- _Extract_
※ ※ ※
Allyship
One ally can be extremely powerful and make a difference in someone’s life -- but imagine the power of a community of allies. If a large group of people can come together to amplify the voices of others and create a better environment for all, that’s when we can start to see tangible progress in equality. Together as a community we can make BHHS feel safe and comfortable for ALL students.
ALLYSHIP is an active and consistent practice of unlearning and re-evaluating beliefs and actions, in which a person seeks to work in solidarity with a marginalized individual or group of people.
Highlights from the GUIDE TO ALLYSHIP.
(An open source starter to help you become more thoughtful and effective ally)
To be an ally is to….
- Take on the struggle as your own.
- Transfer the benefits of your privilege to those who lack it.
- Amplify voices of the oppressed before your own.
- Acknowledge that even though you feel pain, the conversation is not about you.
- Stand up, even when you feel scared.
- Own your mistakes and de-center yourself.
※ ※ ※
- _Dataset extract_
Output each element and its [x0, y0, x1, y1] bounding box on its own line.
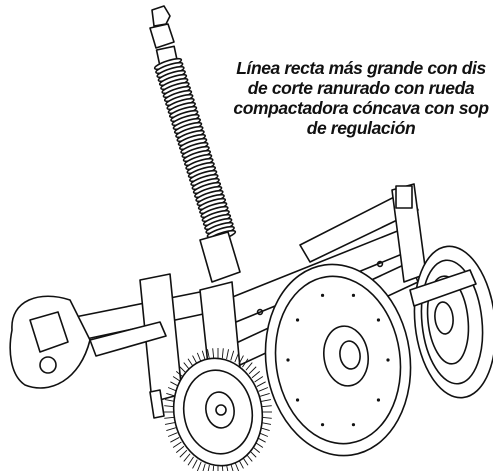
press-wheel [409, 245, 493, 399]
diagram-caption: Línea recta más grande con dis de corte … [196, 58, 493, 138]
caption-line-4: de regulación [306, 118, 416, 138]
spring-column [149, 5, 241, 283]
opener-disc [264, 263, 412, 457]
seed-tube [149, 389, 165, 419]
caption-line-2: de corte ranurado con rueda [247, 78, 475, 98]
fluted-coulter [164, 348, 272, 476]
caption-line-1: Línea recta más grande con dis [236, 58, 486, 78]
caption-line-3: compactadora cóncava con sop [233, 98, 489, 118]
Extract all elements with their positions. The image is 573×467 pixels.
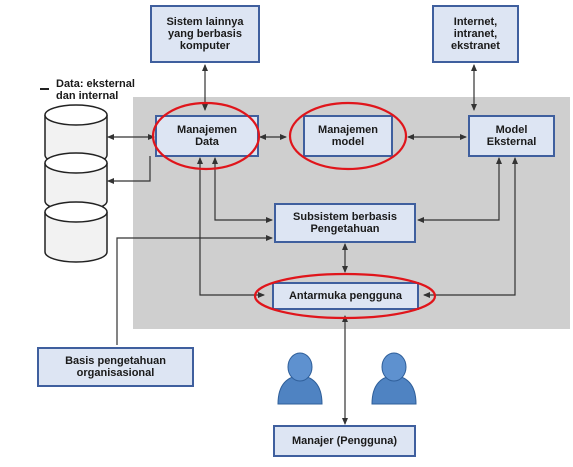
connector-data-ui: [197, 157, 265, 298]
data-management-box: Manajemen Data: [155, 115, 259, 157]
connector-orgkb-knowledge: [116, 235, 273, 345]
database-icon: [44, 201, 108, 263]
model-management-box: Manajemen model: [303, 115, 393, 157]
org-knowledge-base-box: Basis pengetahuan organisasional: [37, 347, 194, 387]
user-icon: [277, 352, 323, 405]
manager-box: Manajer (Pengguna): [273, 425, 416, 457]
connector-external-ui: [423, 157, 518, 298]
internet-box: Internet, intranet, ekstranet: [432, 5, 519, 63]
other-systems-box: Sistem lainnya yang berbasis komputer: [150, 5, 260, 63]
database-icon: [44, 152, 108, 212]
user-icon-group: [277, 352, 417, 405]
database-icon-group: [44, 104, 108, 263]
external-data-label: Data: eksternal dan internal: [56, 78, 135, 102]
connector-data-knowledge: [212, 157, 273, 223]
external-data-dash: [40, 88, 49, 90]
external-model-box: Model Eksternal: [468, 115, 555, 157]
user-icon: [371, 352, 417, 405]
user-interface-box: Antarmuka pengguna: [272, 282, 419, 310]
connector-external-knowledge: [417, 157, 502, 223]
connector-db2-data: [107, 156, 151, 184]
knowledge-subsystem-box: Subsistem berbasis Pengetahuan: [274, 203, 416, 243]
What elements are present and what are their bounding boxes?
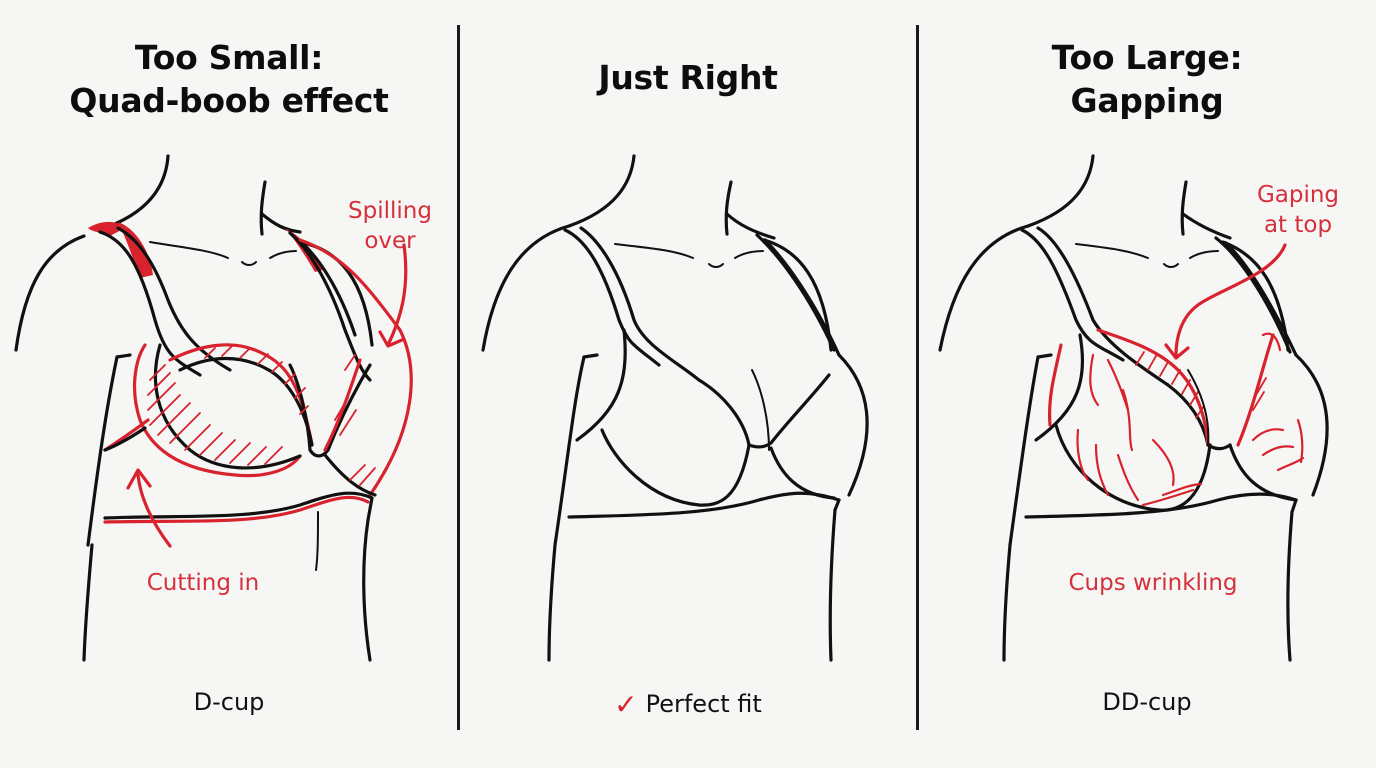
annotation-line-1: Cutting in: [146, 570, 260, 596]
panel-caption: ✓Perfect fit: [459, 688, 917, 721]
annotation-line-2: at top: [1263, 212, 1333, 238]
panel-title: Too Large: Gapping: [918, 36, 1376, 122]
annotation-line-1: Gaping: [1256, 182, 1340, 208]
panel-too-large: Too Large: Gapping: [918, 0, 1376, 768]
checkmark-icon: ✓: [614, 688, 638, 721]
panel-title: Too Small: Quad-boob effect: [0, 36, 458, 122]
panel-just-right: Just Right ✓Perfect fit: [459, 0, 917, 768]
illustration-too-small: [14, 154, 413, 662]
title-line-1: Too Small:: [134, 38, 324, 77]
annotation-gaping-at-top: Gaping at top: [1248, 180, 1348, 240]
annotation-line-1: Cups wrinkling: [1068, 570, 1238, 596]
annotation-line-1: Spilling: [348, 198, 432, 224]
title-line-2: Gapping: [1070, 81, 1224, 120]
annotation-spilling-over: Spilling over: [335, 196, 445, 256]
title-line-1: Just Right: [598, 58, 778, 97]
title-line-2: Quad-boob effect: [69, 81, 389, 120]
panel-too-small: Too Small: Quad-boob effect: [0, 0, 458, 768]
annotation-cups-wrinkling: Cups wrinkling: [1048, 568, 1258, 598]
panel-caption: D-cup: [193, 688, 265, 716]
panel-divider-right: [916, 25, 919, 730]
panel-divider-left: [457, 25, 460, 730]
illustration-just-right: [481, 154, 869, 662]
caption-text: Perfect fit: [645, 690, 762, 718]
panel-title: Just Right: [459, 56, 917, 99]
illustration-too-large: [938, 154, 1329, 662]
annotation-cutting-in: Cutting in: [128, 568, 278, 598]
title-line-1: Too Large:: [1051, 38, 1243, 77]
panel-caption: DD-cup: [1102, 688, 1192, 716]
annotation-line-2: over: [364, 228, 416, 254]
※ ※ ※
- _Exercise requirements_
(A) In the listing, reproduce verbatim the lines from the one containing "connector-data-ui: [197, 157, 265, 298]" through the one containing "model-management-box: Manajemen model: [303, 115, 393, 157]", including both of those lines.
(B) Continue the allyship text from the point where it stops.
The allyship text and the listing were drawn from unrelated sources.

- _Answers to each task_
(A)
connector-data-ui: [197, 157, 265, 298]
data-management-box: Manajemen Data: [155, 115, 259, 157]
connector-orgkb-knowledge: [116, 235, 273, 345]
database-icon: [44, 201, 108, 263]
model-management-box: Manajemen model: [303, 115, 393, 157]

(B)
- Understand that your education is up to you and no one else.
WHAT IS AN ALLY?
An ally stands up and take on the problems borne of oppression as their own, without remove or distance even if they cannot fully understand what it’s like to be oppressed for their race or ethnicity, gender, sexuality, ability, class, religion, or other marker of identity. Being an ally doesn’t necessarily mean you fully understand what it feels like to be oppressed. It means you’re taking on the struggle as your own.
WHY ALLIES ARE NECESSARY?
Anyone has the potential to be an ally. Allies recognize that though they’re not a member of the underinvested and oppressed communities they support, they make a concerted effort to better understand the struggle, every single day.
Because an ally might have more privilege and recognizes said privilege, they are powerful voices alongside oppressed ones.
THE WORK OF ALLYSHIP
Being an ally is hard work.
Many would-be allies fear making mistakes that could have them labeled as “-ist” or “-ic” (racist, sexist, transphobic, homophobic, etc). But as an ally, you’re also affected by a system of oppression. This means that as an ally, there is much to unlearn and learn -- mistakes are expected. You need to own this as fact and should be willing to embrace the daily work of doing better.
As an ally, you need to own your mistakes and be proactive in your education, every day.
If you refuse to acknowledge that your words and actions are inherently shaped and influenced by systemic oppression, you’re setting up yourself to fail.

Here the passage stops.